▶ _Exercise objective_: The records that follow need to be output exactly as they are.

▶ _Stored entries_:
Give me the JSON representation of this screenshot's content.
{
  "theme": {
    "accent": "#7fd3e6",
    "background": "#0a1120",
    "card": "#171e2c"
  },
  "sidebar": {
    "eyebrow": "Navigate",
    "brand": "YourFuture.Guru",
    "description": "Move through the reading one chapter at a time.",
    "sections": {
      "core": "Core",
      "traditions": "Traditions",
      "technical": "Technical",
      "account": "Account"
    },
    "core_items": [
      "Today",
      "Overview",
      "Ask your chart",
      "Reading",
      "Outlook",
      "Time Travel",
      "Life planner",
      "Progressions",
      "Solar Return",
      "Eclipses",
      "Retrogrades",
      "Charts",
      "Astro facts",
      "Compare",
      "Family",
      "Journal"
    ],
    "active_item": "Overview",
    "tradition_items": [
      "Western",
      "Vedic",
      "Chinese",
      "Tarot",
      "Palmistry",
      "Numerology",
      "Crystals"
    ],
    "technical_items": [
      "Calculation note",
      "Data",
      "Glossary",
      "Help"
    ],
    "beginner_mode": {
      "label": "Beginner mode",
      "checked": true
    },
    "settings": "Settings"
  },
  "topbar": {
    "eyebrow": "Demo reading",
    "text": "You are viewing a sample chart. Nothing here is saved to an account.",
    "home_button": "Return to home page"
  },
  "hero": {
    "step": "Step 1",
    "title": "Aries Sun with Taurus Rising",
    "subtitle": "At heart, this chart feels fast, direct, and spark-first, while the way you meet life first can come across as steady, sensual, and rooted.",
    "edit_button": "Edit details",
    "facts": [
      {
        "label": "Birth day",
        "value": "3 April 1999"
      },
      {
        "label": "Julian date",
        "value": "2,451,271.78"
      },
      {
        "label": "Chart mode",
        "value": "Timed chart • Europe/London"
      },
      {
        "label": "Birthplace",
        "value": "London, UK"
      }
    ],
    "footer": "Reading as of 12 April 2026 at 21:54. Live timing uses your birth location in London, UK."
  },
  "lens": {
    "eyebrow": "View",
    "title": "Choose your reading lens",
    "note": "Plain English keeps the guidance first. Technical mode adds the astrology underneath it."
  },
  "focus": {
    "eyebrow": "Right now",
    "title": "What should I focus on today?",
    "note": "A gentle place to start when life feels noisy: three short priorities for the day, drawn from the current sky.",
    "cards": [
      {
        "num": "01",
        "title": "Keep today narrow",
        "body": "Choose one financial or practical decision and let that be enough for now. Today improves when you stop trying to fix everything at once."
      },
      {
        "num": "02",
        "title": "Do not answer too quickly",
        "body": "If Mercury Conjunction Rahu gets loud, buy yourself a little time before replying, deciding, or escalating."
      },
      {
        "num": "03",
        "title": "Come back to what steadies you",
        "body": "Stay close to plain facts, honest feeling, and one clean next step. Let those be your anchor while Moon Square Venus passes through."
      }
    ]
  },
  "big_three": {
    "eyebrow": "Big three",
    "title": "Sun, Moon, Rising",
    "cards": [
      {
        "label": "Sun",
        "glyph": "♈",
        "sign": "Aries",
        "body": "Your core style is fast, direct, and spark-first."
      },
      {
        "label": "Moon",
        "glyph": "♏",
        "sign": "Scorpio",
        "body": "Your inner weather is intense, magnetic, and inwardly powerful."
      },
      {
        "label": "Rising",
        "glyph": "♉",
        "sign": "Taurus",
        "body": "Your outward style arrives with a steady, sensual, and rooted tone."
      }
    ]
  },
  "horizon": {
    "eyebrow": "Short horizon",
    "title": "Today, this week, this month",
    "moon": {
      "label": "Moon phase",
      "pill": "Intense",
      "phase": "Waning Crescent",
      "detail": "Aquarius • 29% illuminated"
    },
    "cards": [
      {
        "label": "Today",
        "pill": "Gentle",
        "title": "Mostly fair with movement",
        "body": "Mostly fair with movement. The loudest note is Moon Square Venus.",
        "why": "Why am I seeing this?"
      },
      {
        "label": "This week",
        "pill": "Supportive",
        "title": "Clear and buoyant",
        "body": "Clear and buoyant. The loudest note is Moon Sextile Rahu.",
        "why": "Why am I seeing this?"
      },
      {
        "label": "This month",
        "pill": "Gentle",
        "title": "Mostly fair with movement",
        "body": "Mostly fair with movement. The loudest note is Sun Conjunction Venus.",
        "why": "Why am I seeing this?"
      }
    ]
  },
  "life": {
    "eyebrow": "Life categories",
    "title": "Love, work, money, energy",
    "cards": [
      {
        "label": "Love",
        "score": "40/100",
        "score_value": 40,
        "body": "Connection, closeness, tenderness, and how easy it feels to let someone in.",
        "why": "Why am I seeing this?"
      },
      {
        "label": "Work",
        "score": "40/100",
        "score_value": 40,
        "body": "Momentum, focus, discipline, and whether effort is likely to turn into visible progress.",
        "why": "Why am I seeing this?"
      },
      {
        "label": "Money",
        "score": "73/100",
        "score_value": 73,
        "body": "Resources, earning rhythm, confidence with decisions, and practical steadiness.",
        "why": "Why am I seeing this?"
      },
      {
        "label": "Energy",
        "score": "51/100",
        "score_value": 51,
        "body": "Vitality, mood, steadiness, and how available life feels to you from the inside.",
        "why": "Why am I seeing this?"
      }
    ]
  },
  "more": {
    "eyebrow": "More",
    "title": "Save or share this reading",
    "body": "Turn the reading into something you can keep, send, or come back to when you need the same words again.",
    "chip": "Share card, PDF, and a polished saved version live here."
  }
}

▶ _Solution to the problem_:
Give me the JSON representation of this screenshot's content.
{
  "theme": {
    "accent": "#7fd3e6",
    "background": "#0a1120",
    "card": "#171e2c"
  },
  "sidebar": {
    "eyebrow": "Navigate",
    "brand": "YourFuture.Guru",
    "description": "Move through the reading one chapter at a time.",
    "sections": {
      "core": "Core",
      "traditions": "Traditions",
      "technical": "Technical",
      "account": "Account"
    },
    "core_items": [
      "Today",
      "Overview",
      "Ask your chart",
      "Reading",
      "Outlook",
      "Time Travel",
      "Life planner",
      "Progressions",
      "Solar Return",
      "Eclipses",
      "Retrogrades",
      "Charts",
      "Astro facts",
      "Compare",
      "Family",
      "Journal"
    ],
    "active_item": "Overview",
    "tradition_items": [
      "Western",
      "Vedic",
      "Chinese",
      "Tarot",
      "Palmistry",
      "Numerology",
      "Crystals"
    ],
    "technical_items": [
      "Calculation note",
      "Data",
      "Glossary",
      "Help"
    ],
    "beginner_mode": {
      "label": "Beginner mode",
      "checked": true
    },
    "settings": "Settings"
  },
  "topbar": {
    "eyebrow": "Demo reading",
    "text": "You are viewing a sample chart. Nothing here is saved to an account.",
    "home_button": "Return to home page"
  },
  "hero": {
    "step": "Step 1",
    "title": "Aries Sun with Taurus Rising",
    "subtitle": "At heart, this chart feels fast, direct, and spark-first, while the way you meet life first can come across as steady, sensual, and rooted.",
    "edit_button": "Edit details",
    "facts": [
      {
        "label": "Birth day",
        "value": "3 April 1999"
      },
      {
        "label": "Julian date",
        "value": "2,451,271.78"
      },
      {
        "label": "Chart mode",
        "value": "Timed chart • Europe/London"
      },
      {
        "label": "Birthplace",
        "value": "London, UK"
      }
    ],
    "footer": "Reading as of 12 April 2026 at 21:54. Live timing uses your birth location in London, UK."
  },
  "lens": {
    "eyebrow": "View",
    "title": "Choose your reading lens",
    "note": "Plain English keeps the guidance first. Technical mode adds the astrology underneath it."
  },
  "focus": {
    "eyebrow": "Right now",
    "title": "What should I focus on today?",
    "note": "A gentle place to start when life feels noisy: three short priorities for the day, drawn from the current sky.",
    "cards": [
      {
        "num": "01",
        "title": "Keep today narrow",
        "body": "Choose one financial or practical decision and let that be enough for now. Today improves when you stop trying to fix everything at once."
      },
      {
        "num": "02",
        "title": "Do not answer too quickly",
        "body": "If Mercury Conjunction Rahu gets loud, buy yourself a little time before replying, deciding, or escalating."
      },
      {
        "num": "03",
        "title": "Come back to what steadies you",
        "body": "Stay close to plain facts, honest feeling, and one clean next step. Let those be your anchor while Moon Square Venus passes through."
      }
    ]
  },
  "big_three": {
    "eyebrow": "Big three",
    "title": "Sun, Moon, Rising",
    "cards": [
      {
        "label": "Sun",
        "glyph": "♈",
        "sign": "Aries",
        "body": "Your core style is fast, direct, and spark-first."
      },
      {
        "label": "Moon",
        "glyph": "♏",
        "sign": "Scorpio",
        "body": "Your inner weather is intense, magnetic, and inwardly powerful."
      },
      {
        "label": "Rising",
        "glyph": "♉",
        "sign": "Taurus",
        "body": "Your outward style arrives with a steady, sensual, and rooted tone."
      }
    ]
  },
  "horizon": {
    "eyebrow": "Short horizon",
    "title": "Today, this week, this month",
    "moon": {
      "label": "Moon phase",
      "pill": "Intense",
      "phase": "Waning Crescent",
      "detail": "Aquarius • 29% illuminated"
    },
    "cards": [
      {
        "label": "Today",
        "pill": "Gentle",
        "title": "Mostly fair with movement",
        "body": "Mostly fair with movement. The loudest note is Moon Square Venus.",
        "why": "Why am I seeing this?"
      },
      {
        "label": "This week",
        "pill": "Supportive",
        "title": "Clear and buoyant",
        "body": "Clear and buoyant. The loudest note is Moon Sextile Rahu.",
        "why": "Why am I seeing this?"
      },
      {
        "label": "This month",
        "pill": "Gentle",
        "title": "Mostly fair with movement",
        "body": "Mostly fair with movement. The loudest note is Sun Conjunction Venus.",
        "why": "Why am I seeing this?"
      }
    ]
  },
  "life": {
    "eyebrow": "Life categories",
    "title": "Love, work, money, energy",
    "cards": [
      {
        "label": "Love",
        "score": "40/100",
        "score_value": 40,
        "body": "Connection, closeness, tenderness, and how easy it feels to let someone in.",
        "why": "Why am I seeing this?"
      },
      {
        "label": "Work",
        "score": "40/100",
        "score_value": 40,
        "body": "Momentum, focus, discipline, and whether effort is likely to turn into visible progress.",
        "why": "Why am I seeing this?"
      },
      {
        "label": "Money",
        "score": "73/100",
        "score_value": 73,
        "body": "Resources, earning rhythm, confidence with decisions, and practical steadiness.",
        "why": "Why am I seeing this?"
      },
      {
        "label": "Energy",
        "score": "51/100",
        "score_value": 51,
        "body": "Vitality, mood, steadiness, and how available life feels to you from the inside.",
        "why": "Why am I seeing this?"
      }
    ]
  },
  "more": {
    "eyebrow": "More",
    "title": "Save or share this reading",
    "body": "Turn the reading into something you can keep, send, or come back to when you need the same words again.",
    "chip": "Share card, PDF, and a polished saved version live here."
  }
}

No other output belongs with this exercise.